WHAT YOU NEED TO DO
Can you give all the records again without altering a single character?

SUPPLIED MATERIAL
==============================

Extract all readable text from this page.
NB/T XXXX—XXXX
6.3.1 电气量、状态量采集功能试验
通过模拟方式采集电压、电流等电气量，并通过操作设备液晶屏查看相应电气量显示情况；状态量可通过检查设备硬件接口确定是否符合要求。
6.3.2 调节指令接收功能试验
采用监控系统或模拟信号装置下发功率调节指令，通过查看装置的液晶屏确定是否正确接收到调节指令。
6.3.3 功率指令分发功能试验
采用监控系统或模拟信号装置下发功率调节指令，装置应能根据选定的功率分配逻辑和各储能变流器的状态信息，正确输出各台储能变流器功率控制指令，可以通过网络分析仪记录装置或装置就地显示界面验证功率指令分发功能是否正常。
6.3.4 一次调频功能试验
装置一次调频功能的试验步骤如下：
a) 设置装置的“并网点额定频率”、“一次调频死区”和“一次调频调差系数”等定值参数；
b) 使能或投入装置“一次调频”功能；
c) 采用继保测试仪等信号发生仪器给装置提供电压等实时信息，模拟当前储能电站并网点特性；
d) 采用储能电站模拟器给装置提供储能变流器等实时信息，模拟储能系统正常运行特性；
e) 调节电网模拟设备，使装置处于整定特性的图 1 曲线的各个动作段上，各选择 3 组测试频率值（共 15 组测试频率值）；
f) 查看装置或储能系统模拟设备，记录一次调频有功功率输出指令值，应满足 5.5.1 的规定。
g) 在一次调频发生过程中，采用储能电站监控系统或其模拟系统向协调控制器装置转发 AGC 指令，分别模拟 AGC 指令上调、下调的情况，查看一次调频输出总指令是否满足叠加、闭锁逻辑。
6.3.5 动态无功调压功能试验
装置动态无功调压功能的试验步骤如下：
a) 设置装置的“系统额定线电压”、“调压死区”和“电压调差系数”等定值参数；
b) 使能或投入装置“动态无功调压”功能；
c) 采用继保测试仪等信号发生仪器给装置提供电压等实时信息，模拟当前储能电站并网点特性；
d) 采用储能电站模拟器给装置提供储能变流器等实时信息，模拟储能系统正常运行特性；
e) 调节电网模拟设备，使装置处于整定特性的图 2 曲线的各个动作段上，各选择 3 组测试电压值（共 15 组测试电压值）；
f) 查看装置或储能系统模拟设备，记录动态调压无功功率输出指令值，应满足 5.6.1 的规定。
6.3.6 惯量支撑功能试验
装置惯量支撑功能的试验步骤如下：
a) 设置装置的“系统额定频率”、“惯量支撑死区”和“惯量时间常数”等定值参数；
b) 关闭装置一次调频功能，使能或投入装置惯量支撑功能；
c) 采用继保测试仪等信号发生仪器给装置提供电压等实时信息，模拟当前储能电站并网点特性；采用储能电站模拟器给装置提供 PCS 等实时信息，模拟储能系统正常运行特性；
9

==============================

SOLUTION FOR THIS EXERCISE
Extract all readable text from this page.
NB/T XXXX—XXXX
6.3.1 电气量、状态量采集功能试验
通过模拟方式采集电压、电流等电气量，并通过操作设备液晶屏查看相应电气量显示情况；状态量可通过检查设备硬件接口确定是否符合要求。
6.3.2 调节指令接收功能试验
采用监控系统或模拟信号装置下发功率调节指令，通过查看装置的液晶屏确定是否正确接收到调节指令。
6.3.3 功率指令分发功能试验
采用监控系统或模拟信号装置下发功率调节指令，装置应能根据选定的功率分配逻辑和各储能变流器的状态信息，正确输出各台储能变流器功率控制指令，可以通过网络分析仪记录装置或装置就地显示界面验证功率指令分发功能是否正常。
6.3.4 一次调频功能试验
装置一次调频功能的试验步骤如下：
a) 设置装置的“并网点额定频率”、“一次调频死区”和“一次调频调差系数”等定值参数；
b) 使能或投入装置“一次调频”功能；
c) 采用继保测试仪等信号发生仪器给装置提供电压等实时信息，模拟当前储能电站并网点特性；
d) 采用储能电站模拟器给装置提供储能变流器等实时信息，模拟储能系统正常运行特性；
e) 调节电网模拟设备，使装置处于整定特性的图 1 曲线的各个动作段上，各选择 3 组测试频率值（共 15 组测试频率值）；
f) 查看装置或储能系统模拟设备，记录一次调频有功功率输出指令值，应满足 5.5.1 的规定。
g) 在一次调频发生过程中，采用储能电站监控系统或其模拟系统向协调控制器装置转发 AGC 指令，分别模拟 AGC 指令上调、下调的情况，查看一次调频输出总指令是否满足叠加、闭锁逻辑。
6.3.5 动态无功调压功能试验
装置动态无功调压功能的试验步骤如下：
a) 设置装置的“系统额定线电压”、“调压死区”和“电压调差系数”等定值参数；
b) 使能或投入装置“动态无功调压”功能；
c) 采用继保测试仪等信号发生仪器给装置提供电压等实时信息，模拟当前储能电站并网点特性；
d) 采用储能电站模拟器给装置提供储能变流器等实时信息，模拟储能系统正常运行特性；
e) 调节电网模拟设备，使装置处于整定特性的图 2 曲线的各个动作段上，各选择 3 组测试电压值（共 15 组测试电压值）；
f) 查看装置或储能系统模拟设备，记录动态调压无功功率输出指令值，应满足 5.6.1 的规定。
6.3.6 惯量支撑功能试验
装置惯量支撑功能的试验步骤如下：
a) 设置装置的“系统额定频率”、“惯量支撑死区”和“惯量时间常数”等定值参数；
b) 关闭装置一次调频功能，使能或投入装置惯量支撑功能；
c) 采用继保测试仪等信号发生仪器给装置提供电压等实时信息，模拟当前储能电站并网点特性；采用储能电站模拟器给装置提供 PCS 等实时信息，模拟储能系统正常运行特性；
9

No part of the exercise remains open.